[[ Records shown open ]]

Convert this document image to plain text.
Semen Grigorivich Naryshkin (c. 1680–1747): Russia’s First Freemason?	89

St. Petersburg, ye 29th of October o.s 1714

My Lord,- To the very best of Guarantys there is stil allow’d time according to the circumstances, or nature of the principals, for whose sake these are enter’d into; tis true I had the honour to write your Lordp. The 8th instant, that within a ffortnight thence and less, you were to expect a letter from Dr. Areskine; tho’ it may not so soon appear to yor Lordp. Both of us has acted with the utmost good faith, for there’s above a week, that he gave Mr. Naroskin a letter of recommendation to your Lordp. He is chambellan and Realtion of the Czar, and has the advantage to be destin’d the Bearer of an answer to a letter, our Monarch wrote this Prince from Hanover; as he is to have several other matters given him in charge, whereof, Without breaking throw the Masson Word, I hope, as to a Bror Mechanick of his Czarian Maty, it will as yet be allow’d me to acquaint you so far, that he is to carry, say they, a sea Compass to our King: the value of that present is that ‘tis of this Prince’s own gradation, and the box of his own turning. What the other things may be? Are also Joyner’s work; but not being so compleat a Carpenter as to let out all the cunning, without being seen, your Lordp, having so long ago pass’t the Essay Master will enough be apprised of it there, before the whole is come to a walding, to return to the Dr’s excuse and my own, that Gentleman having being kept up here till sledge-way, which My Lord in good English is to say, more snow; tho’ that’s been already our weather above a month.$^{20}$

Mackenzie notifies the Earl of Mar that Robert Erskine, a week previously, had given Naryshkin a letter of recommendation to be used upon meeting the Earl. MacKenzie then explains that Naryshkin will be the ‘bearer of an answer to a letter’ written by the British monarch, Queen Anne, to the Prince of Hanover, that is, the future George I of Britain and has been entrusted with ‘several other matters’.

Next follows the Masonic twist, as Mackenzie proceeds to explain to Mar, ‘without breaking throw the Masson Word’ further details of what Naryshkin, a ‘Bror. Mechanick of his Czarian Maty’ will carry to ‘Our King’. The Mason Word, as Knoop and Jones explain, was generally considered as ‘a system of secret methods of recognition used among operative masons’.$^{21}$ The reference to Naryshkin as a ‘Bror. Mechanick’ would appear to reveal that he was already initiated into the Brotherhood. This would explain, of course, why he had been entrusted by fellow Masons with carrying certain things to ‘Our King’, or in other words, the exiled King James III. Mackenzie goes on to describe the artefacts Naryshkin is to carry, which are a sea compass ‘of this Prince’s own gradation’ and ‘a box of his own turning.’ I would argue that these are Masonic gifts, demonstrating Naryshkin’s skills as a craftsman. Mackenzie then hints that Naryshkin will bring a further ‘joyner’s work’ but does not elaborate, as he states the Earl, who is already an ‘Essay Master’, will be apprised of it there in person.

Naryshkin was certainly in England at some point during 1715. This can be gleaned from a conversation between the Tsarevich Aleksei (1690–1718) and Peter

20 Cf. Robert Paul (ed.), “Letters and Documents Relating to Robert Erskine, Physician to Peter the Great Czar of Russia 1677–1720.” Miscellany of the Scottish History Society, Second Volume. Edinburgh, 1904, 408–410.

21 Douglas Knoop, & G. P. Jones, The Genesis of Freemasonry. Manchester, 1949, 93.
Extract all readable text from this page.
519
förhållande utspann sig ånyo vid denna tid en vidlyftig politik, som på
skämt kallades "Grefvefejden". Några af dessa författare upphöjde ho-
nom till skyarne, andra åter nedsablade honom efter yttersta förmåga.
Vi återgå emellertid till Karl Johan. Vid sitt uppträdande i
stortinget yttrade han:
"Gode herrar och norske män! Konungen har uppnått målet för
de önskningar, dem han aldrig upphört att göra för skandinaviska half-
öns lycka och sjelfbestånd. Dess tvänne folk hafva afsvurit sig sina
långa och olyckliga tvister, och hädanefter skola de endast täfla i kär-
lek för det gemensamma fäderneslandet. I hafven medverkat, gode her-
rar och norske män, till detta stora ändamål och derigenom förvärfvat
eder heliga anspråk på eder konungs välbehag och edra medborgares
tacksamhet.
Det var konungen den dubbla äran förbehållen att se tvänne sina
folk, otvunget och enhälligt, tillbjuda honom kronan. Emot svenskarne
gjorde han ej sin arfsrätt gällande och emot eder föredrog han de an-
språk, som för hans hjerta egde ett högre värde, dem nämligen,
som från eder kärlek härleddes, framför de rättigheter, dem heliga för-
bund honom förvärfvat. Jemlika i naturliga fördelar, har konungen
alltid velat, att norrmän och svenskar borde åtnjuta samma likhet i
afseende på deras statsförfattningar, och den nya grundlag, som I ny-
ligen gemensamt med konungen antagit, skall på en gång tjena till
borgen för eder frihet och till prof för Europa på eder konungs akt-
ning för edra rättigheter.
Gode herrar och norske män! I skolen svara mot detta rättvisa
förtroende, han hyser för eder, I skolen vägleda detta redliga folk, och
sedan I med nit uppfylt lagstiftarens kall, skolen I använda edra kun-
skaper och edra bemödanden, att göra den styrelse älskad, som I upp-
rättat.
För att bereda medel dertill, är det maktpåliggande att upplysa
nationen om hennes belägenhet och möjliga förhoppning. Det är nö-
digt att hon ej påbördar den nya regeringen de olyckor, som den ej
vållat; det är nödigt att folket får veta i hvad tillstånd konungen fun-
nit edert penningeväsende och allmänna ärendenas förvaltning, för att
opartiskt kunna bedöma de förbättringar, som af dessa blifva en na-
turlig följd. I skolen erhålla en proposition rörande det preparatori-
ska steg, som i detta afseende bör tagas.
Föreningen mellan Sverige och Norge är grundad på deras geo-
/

[[ Records shown closed ]]

If a line in the entries above contains the word "answer", count it, and give only the final number.

2